■ WHAT THE TASK REQUIRES ■
Please return, unchanged, the lines of the listing below from the one containing "r-value: 0.309 (656, 102, 707, 124)" through the one containing "nicaraguans-point (317, 712, 337, 733)".

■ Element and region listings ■
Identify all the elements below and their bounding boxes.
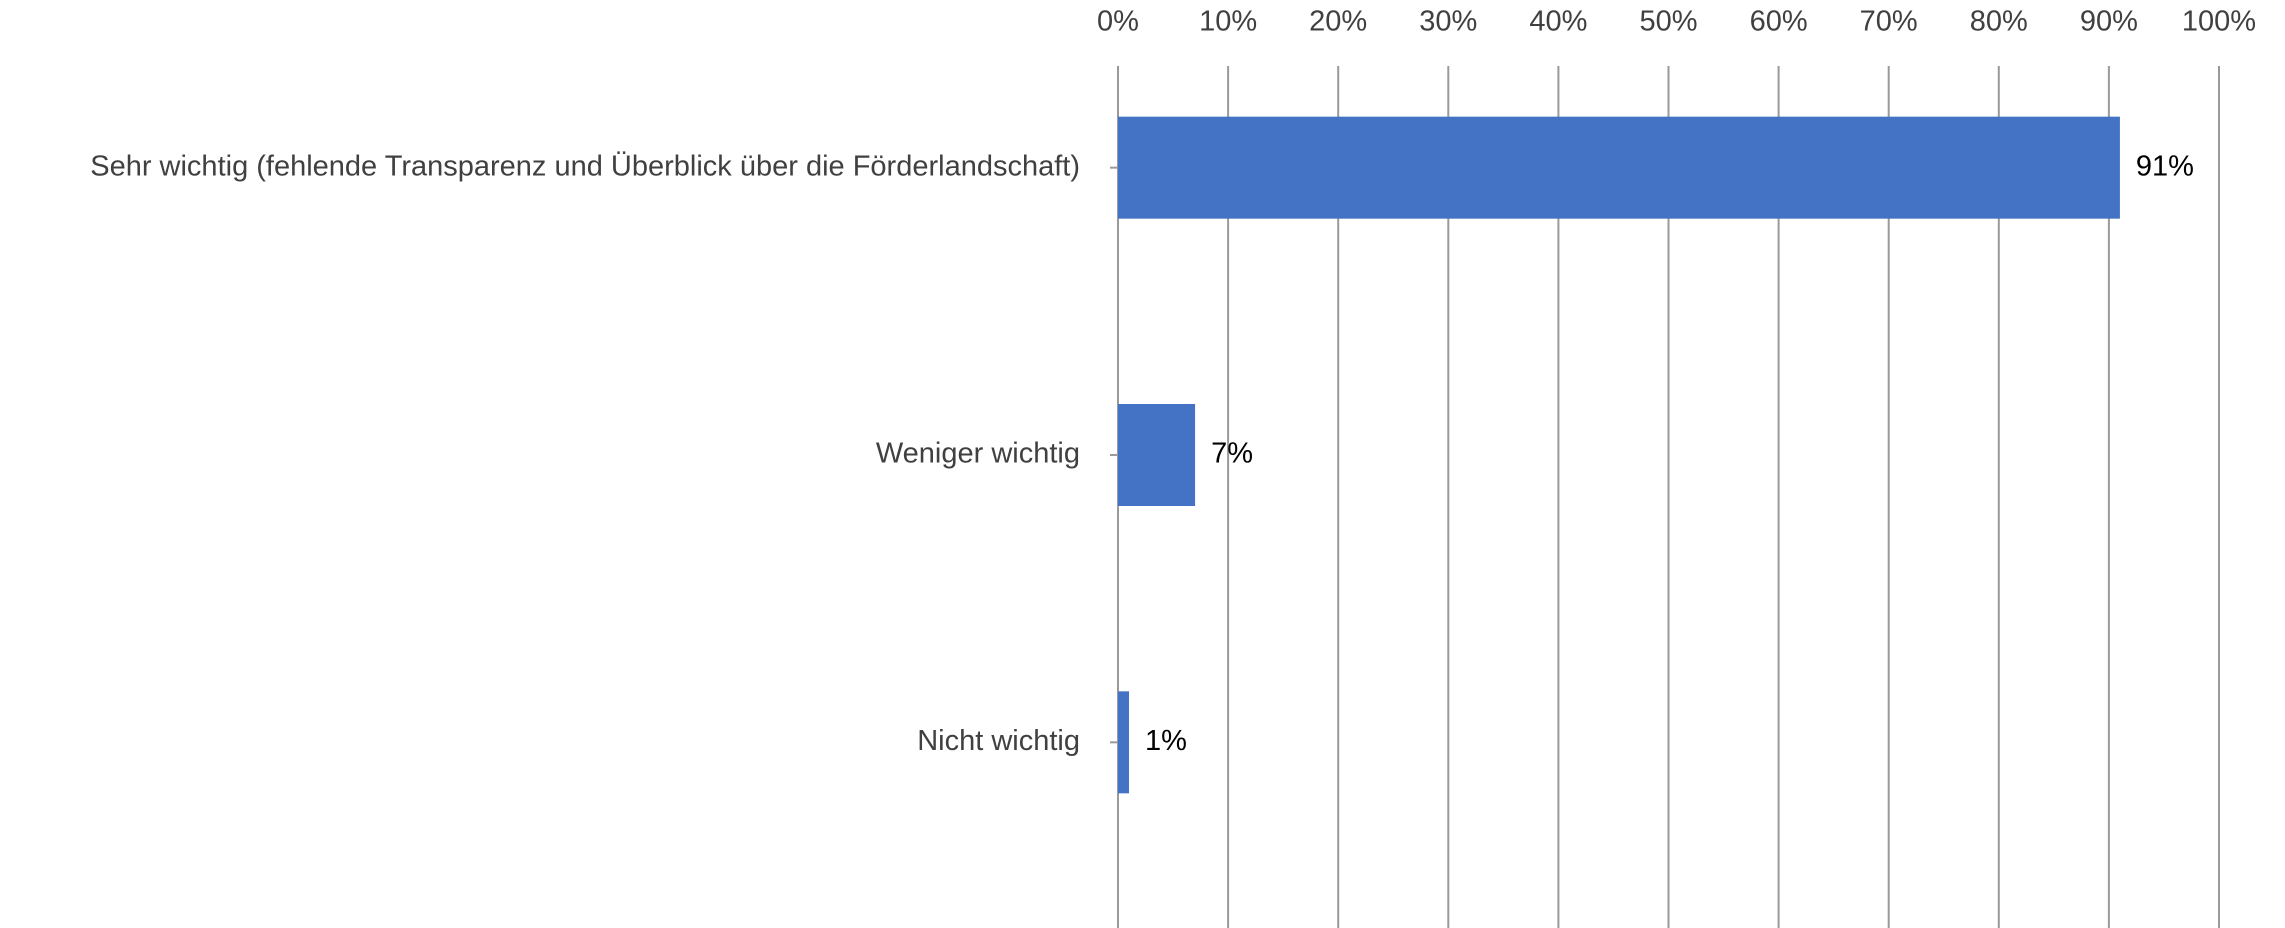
x-tick-label: 20% [1309, 6, 1367, 38]
y-tick-label: Nicht wichtig [917, 725, 1080, 757]
bar [1118, 116, 2120, 219]
x-tick-label: 10% [1199, 6, 1257, 38]
x-tick-label: 40% [1529, 6, 1587, 38]
value-label: 91% [2136, 150, 2194, 182]
x-tick-label: 80% [1970, 6, 2028, 38]
x-tick-label: 70% [1860, 6, 1918, 38]
x-tick-label: 50% [1639, 6, 1697, 38]
bar [1118, 404, 1196, 506]
value-label: 1% [1145, 725, 1187, 757]
x-tick-label: 30% [1419, 6, 1477, 38]
x-tick-label: 0% [1097, 6, 1139, 38]
x-tick-label: 90% [2080, 6, 2138, 38]
bar [1118, 691, 1130, 794]
x-tick-label: 100% [2182, 6, 2256, 38]
value-label: 7% [1211, 438, 1253, 470]
y-tick-label: Weniger wichtig [876, 438, 1080, 470]
x-tick-label: 60% [1750, 6, 1808, 38]
y-tick-label: Sehr wichtig (fehlende Transparenz und Ü… [90, 150, 1080, 182]
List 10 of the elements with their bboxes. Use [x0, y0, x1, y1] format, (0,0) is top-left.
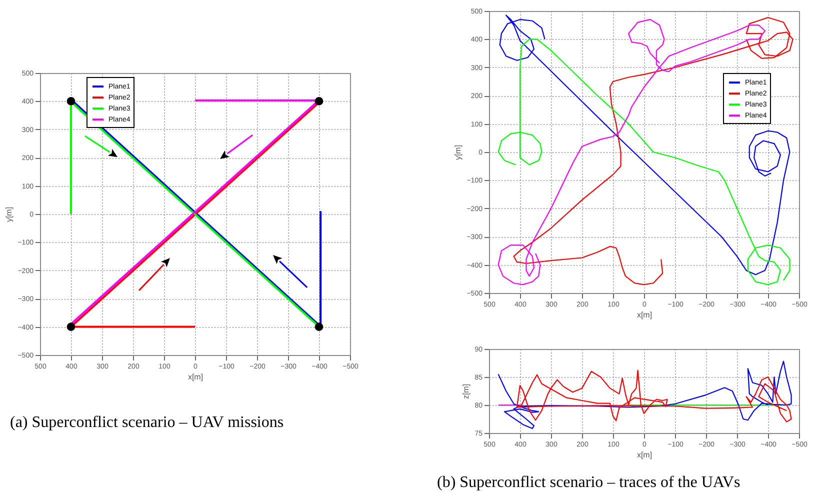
- y-axis-title: y[m]: [4, 206, 14, 222]
- text: (b) Superconflict scenario – traces of the UAVs: [437, 474, 740, 492]
- line-series: [498, 360, 792, 430]
- line-series: [516, 370, 792, 422]
- x-axis-title: x[m]: [188, 372, 204, 382]
- x-axis-title: x[m]: [636, 310, 652, 320]
- y-axis-title: y[m]: [454, 144, 463, 160]
- text: (a) Superconflict scenario – UAV missions: [10, 414, 284, 432]
- y-axis-title: z[m]: [462, 384, 471, 400]
- x-axis-title: x[m]: [636, 450, 652, 460]
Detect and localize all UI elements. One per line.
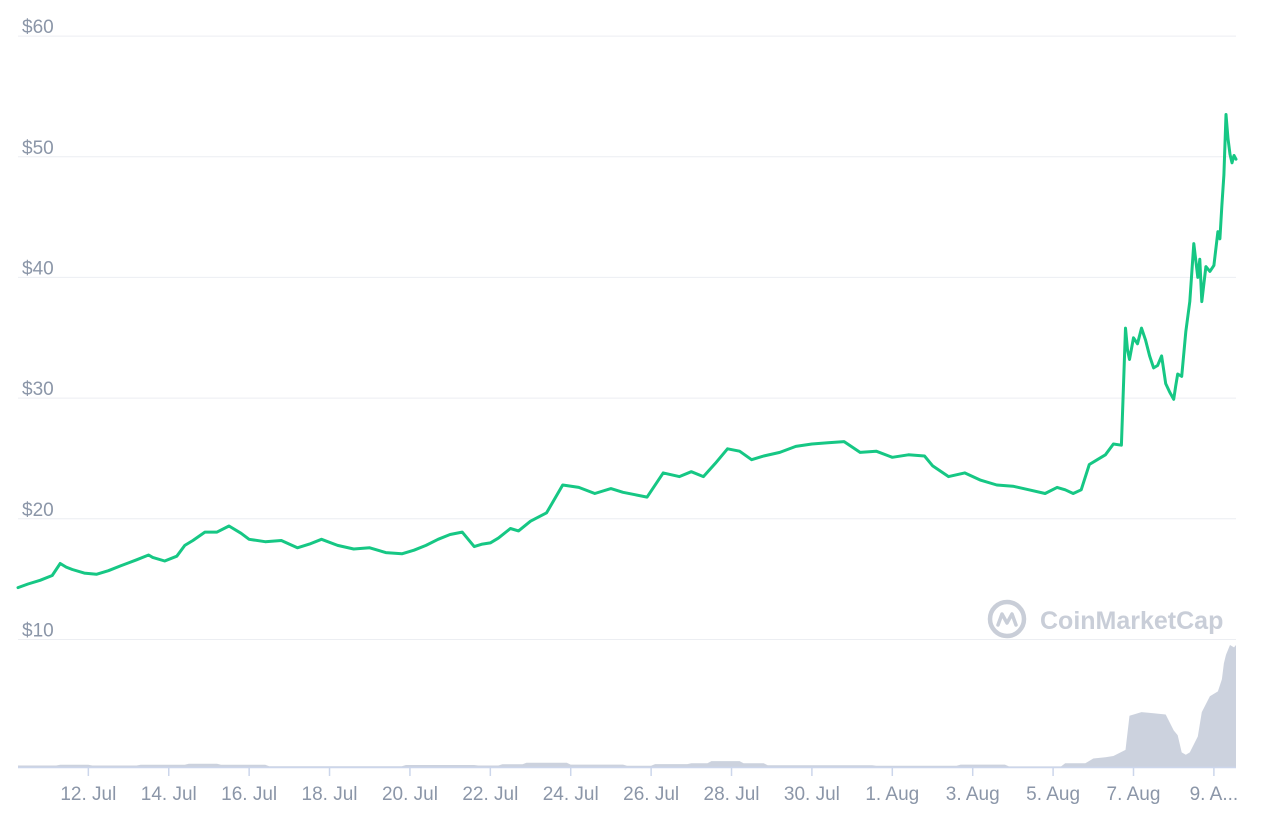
volume-series [18, 645, 1236, 767]
x-tick-label: 24. Jul [543, 784, 599, 805]
y-axis: $10 $20 $30 $40 $50 $60 [22, 17, 54, 641]
coinmarketcap-watermark: CoinMarketCap [987, 599, 1223, 639]
x-tick-label: 20. Jul [382, 784, 438, 805]
x-tick-label: 28. Jul [704, 784, 760, 805]
y-tick-label: $20 [22, 500, 54, 521]
x-tick-label: 16. Jul [221, 784, 277, 805]
price-line [16, 113, 1238, 590]
x-tick-label: 12. Jul [60, 784, 116, 805]
x-tick-label: 30. Jul [784, 784, 840, 805]
x-axis: 12. Jul 14. Jul 16. Jul 18. Jul 20. Jul 22. J… [18, 766, 1239, 805]
x-tick-label: 7. Aug [1107, 784, 1161, 805]
y-tick-label: $10 [22, 620, 54, 641]
volume-area [18, 645, 1236, 767]
x-tick-label: 5. Aug [1026, 784, 1080, 805]
x-tick-label: 9. A... [1190, 784, 1239, 805]
watermark-label: CoinMarketCap [1040, 607, 1223, 635]
x-tick-label: 22. Jul [462, 784, 518, 805]
coinmarketcap-logo-icon [987, 599, 1027, 639]
gridlines [18, 35, 1236, 640]
x-tick-label: 14. Jul [141, 784, 197, 805]
y-tick-label: $60 [22, 17, 54, 38]
x-tick-label: 18. Jul [302, 784, 358, 805]
y-tick-label: $30 [22, 379, 54, 400]
y-tick-label: $40 [22, 258, 54, 279]
x-tick-label: 26. Jul [623, 784, 679, 805]
y-tick-label: $50 [22, 138, 54, 159]
price-series [16, 113, 1238, 590]
x-tick-label: 3. Aug [946, 784, 1000, 805]
x-tick-label: 1. Aug [865, 784, 919, 805]
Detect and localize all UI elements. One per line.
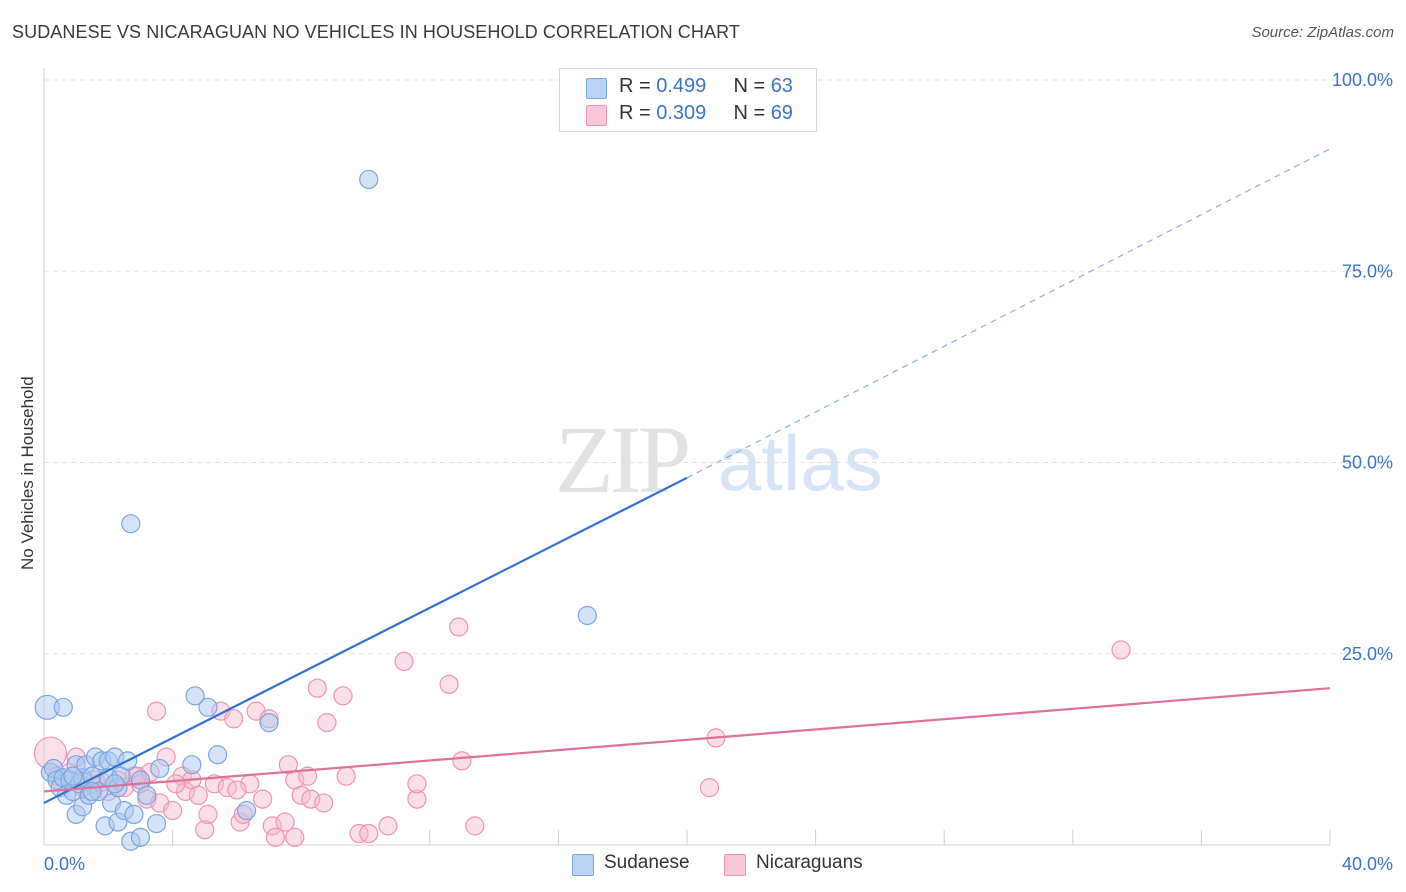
r-value: 0.309 (656, 102, 707, 124)
sudanese-point (146, 813, 167, 834)
nicaraguans-point (333, 686, 353, 706)
nicaraguans-point (275, 812, 295, 832)
nicaraguans-point (198, 804, 218, 825)
grid-layer (44, 79, 1392, 655)
sudanese-point (137, 785, 157, 805)
nicaraguans-point (175, 781, 196, 802)
watermark-atlas: atlas (718, 419, 883, 507)
source-label: Source: ZipAtlas.com (1251, 24, 1394, 41)
sudanese-swatch (572, 854, 594, 876)
nicaraguans-point (317, 712, 337, 733)
y-tick-label: 100.0% (1332, 70, 1393, 90)
nicaraguans-point (336, 766, 356, 786)
watermark-zip: ZIP (555, 406, 688, 513)
nicaraguans-point (253, 789, 273, 809)
r-label: R = (619, 75, 657, 97)
r-value: 0.499 (656, 75, 707, 97)
nicaraguans-point (349, 823, 369, 844)
nicaraguans-point (449, 617, 469, 637)
nicaraguans-point (394, 651, 414, 672)
nicaraguans-point (195, 820, 215, 840)
sudanese-trend-extension (686, 148, 1331, 479)
nicaraguans-swatch (586, 105, 607, 126)
sudanese-point (185, 686, 205, 706)
nicaraguans-point (166, 774, 186, 794)
axis-layer (43, 68, 1331, 846)
nicaraguans-points (33, 617, 1131, 847)
nicaraguans-point (1111, 640, 1131, 660)
nicaraguans-point (163, 800, 183, 821)
nicaraguans-point (188, 785, 208, 805)
nicaraguans-point (699, 778, 720, 798)
nicaraguans-point (407, 774, 427, 794)
sudanese-point (359, 169, 379, 190)
nicaraguans-point (262, 816, 282, 836)
sudanese-point (105, 774, 125, 794)
nicaraguans-point (291, 785, 311, 805)
nicaraguans-point (146, 701, 167, 721)
nicaraguans-point (439, 674, 459, 694)
n-label: N = (733, 102, 771, 124)
sudanese-point (259, 712, 279, 733)
chart-title: SUDANESE VS NICARAGUAN NO VEHICLES IN HO… (12, 22, 740, 42)
sudanese-point (63, 766, 83, 786)
tick-labels: 100.0% 75.0% 50.0% 25.0% 0.0% 40.0% (44, 70, 1393, 874)
sudanese-point (208, 745, 228, 765)
sudanese-point (121, 514, 141, 534)
nicaraguans-swatch (724, 854, 746, 876)
x-tick-label-max: 40.0% (1342, 854, 1393, 874)
nicaraguans-point (359, 823, 379, 844)
nicaraguans-point (307, 678, 327, 698)
y-axis-title-wrap: No Vehicles in Household (18, 376, 38, 800)
sudanese-points (34, 169, 597, 851)
y-tick-label: 50.0% (1342, 453, 1393, 473)
nicaraguans-point (285, 827, 305, 847)
x-tick-label-min: 0.0% (44, 854, 85, 874)
correlation-legend: R = 0.499 N = 63 R = 0.309 N = 69 (559, 68, 817, 132)
nicaraguans-point (452, 751, 472, 771)
y-tick-label: 25.0% (1342, 644, 1393, 664)
watermark: ZIP atlas (555, 406, 883, 513)
nicaraguans-trend-line (43, 687, 1331, 793)
nicaraguans-point (465, 816, 485, 836)
r-label: R = (619, 102, 657, 124)
sudanese-point (577, 605, 597, 626)
sudanese-point (53, 697, 73, 717)
nicaraguans-point (301, 789, 321, 809)
nicaraguans-point (407, 789, 427, 809)
legend-label: Sudanese (604, 852, 690, 873)
n-value: 63 (770, 75, 793, 97)
sudanese-swatch (586, 78, 607, 99)
sudanese-point (236, 800, 257, 821)
sudanese-point (150, 758, 170, 779)
sudanese-trend-line (43, 476, 688, 804)
nicaraguans-point (227, 780, 247, 800)
nicaraguans-point (224, 709, 244, 729)
nicaraguans-point (314, 793, 334, 813)
n-value: 69 (770, 102, 793, 124)
nicaraguans-point (378, 816, 398, 836)
sudanese-point (182, 755, 202, 775)
y-tick-label: 75.0% (1342, 261, 1393, 281)
nicaraguans-point (204, 774, 224, 794)
nicaraguans-point (265, 827, 286, 847)
n-label: N = (733, 75, 771, 97)
sudanese-point (198, 697, 218, 717)
legend-label: Nicaraguans (756, 852, 863, 873)
sudanese-point (124, 804, 144, 825)
sudanese-point (82, 781, 102, 802)
sudanese-point (130, 827, 151, 847)
y-axis-title: No Vehicles in Household (18, 376, 37, 570)
trend-lines (43, 148, 1331, 804)
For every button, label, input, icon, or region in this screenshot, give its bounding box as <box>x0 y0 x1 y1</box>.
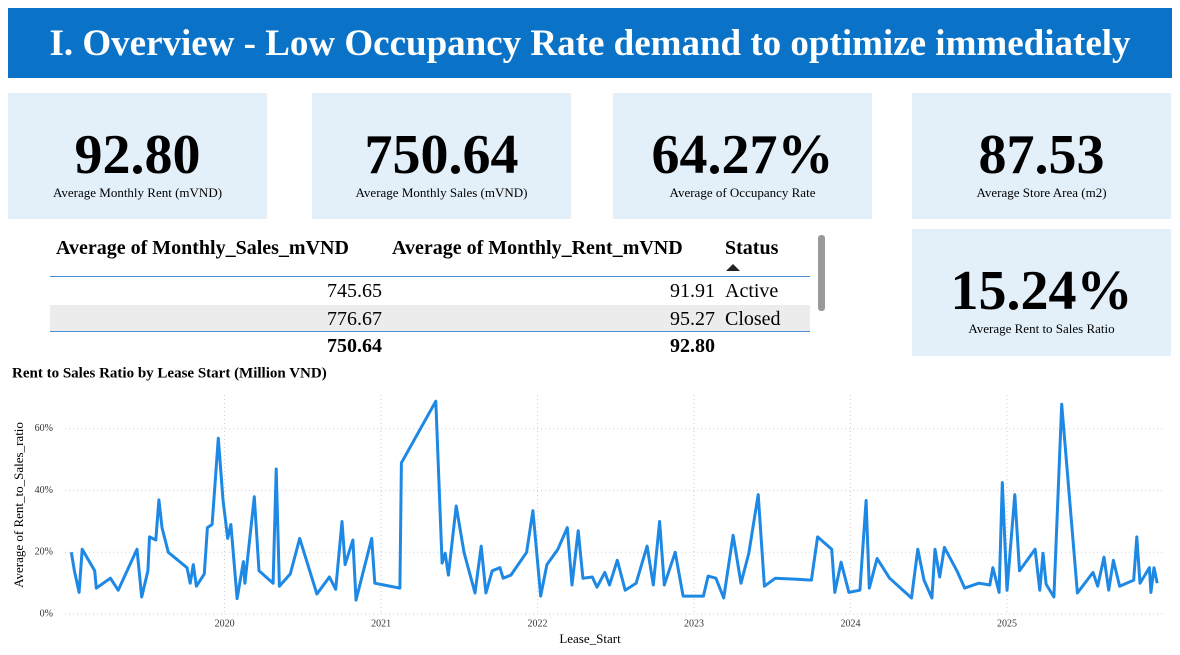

■ TASK ANSWER ■
r-value: 0.309 (656, 102, 707, 124)
sudanese-point (146, 813, 167, 834)
nicaraguans-point (333, 686, 353, 706)
nicaraguans-point (275, 812, 295, 832)
nicaraguans-point (198, 804, 218, 825)
grid-layer (44, 79, 1392, 655)
sudanese-point (137, 785, 157, 805)
nicaraguans-point (175, 781, 196, 802)
watermark-atlas: atlas (718, 419, 883, 507)
source-label: Source: ZipAtlas.com (1251, 24, 1394, 41)
sudanese-swatch (572, 854, 594, 876)
nicaraguans-point (317, 712, 337, 733)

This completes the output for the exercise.